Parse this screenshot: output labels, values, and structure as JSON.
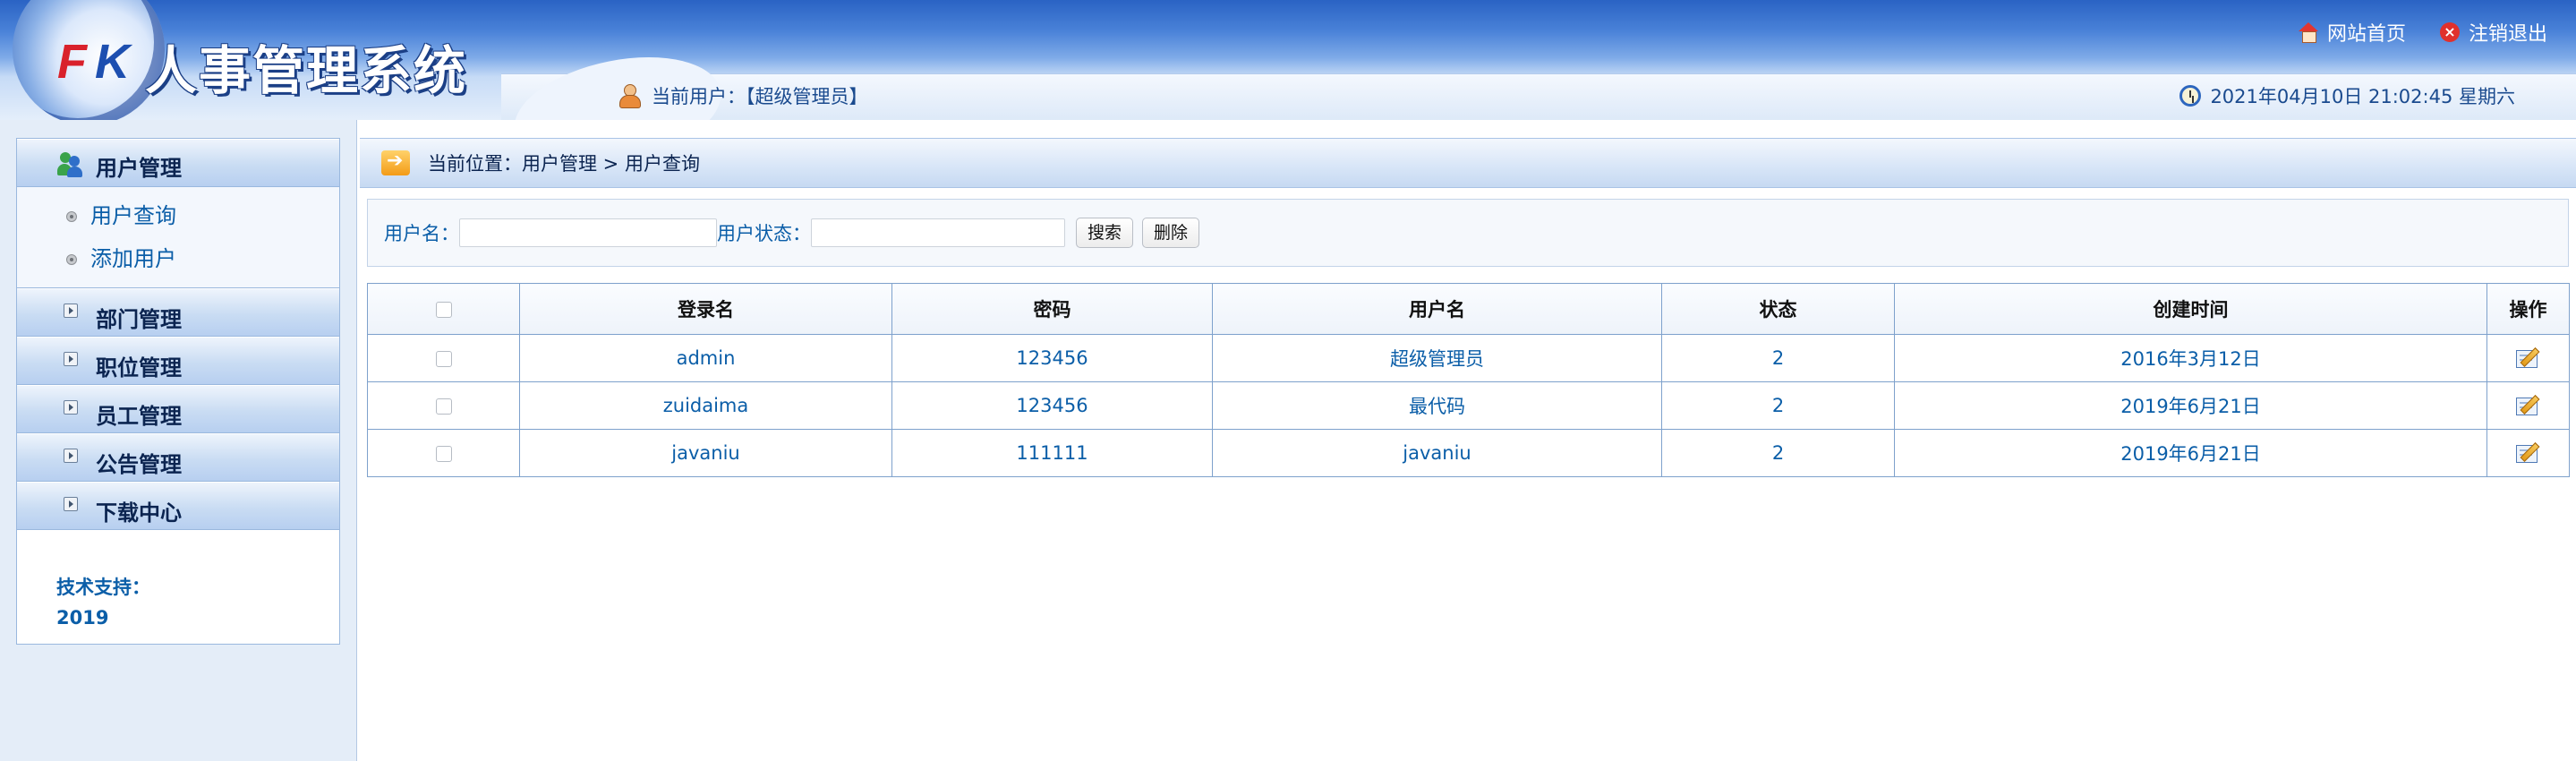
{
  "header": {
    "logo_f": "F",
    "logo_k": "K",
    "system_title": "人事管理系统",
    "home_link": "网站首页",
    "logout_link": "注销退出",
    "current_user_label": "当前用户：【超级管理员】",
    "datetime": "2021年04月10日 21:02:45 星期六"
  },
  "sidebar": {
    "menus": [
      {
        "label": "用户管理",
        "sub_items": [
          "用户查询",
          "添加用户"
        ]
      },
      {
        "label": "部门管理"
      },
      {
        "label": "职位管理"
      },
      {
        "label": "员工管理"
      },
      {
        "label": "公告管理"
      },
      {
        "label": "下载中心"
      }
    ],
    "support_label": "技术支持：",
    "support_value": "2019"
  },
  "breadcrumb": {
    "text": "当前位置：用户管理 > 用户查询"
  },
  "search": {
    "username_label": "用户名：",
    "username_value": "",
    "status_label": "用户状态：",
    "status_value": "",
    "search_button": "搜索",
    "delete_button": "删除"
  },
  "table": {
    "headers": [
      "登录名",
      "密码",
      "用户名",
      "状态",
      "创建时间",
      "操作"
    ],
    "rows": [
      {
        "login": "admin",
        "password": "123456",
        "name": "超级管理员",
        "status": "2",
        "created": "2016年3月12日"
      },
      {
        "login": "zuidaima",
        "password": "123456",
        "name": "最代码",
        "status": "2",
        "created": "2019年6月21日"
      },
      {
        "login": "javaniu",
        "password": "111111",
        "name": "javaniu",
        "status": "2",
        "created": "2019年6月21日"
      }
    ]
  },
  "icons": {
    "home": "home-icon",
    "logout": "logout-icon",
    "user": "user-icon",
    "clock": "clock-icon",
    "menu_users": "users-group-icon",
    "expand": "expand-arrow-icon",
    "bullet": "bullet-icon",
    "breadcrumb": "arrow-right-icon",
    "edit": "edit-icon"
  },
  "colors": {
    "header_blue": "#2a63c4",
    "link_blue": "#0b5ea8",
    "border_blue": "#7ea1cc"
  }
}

* * * *

• **Aim of the task**: Going through the data above, count the lines where the string "login" appears, and answer with only that number.

• **Answer to this exercise**: 3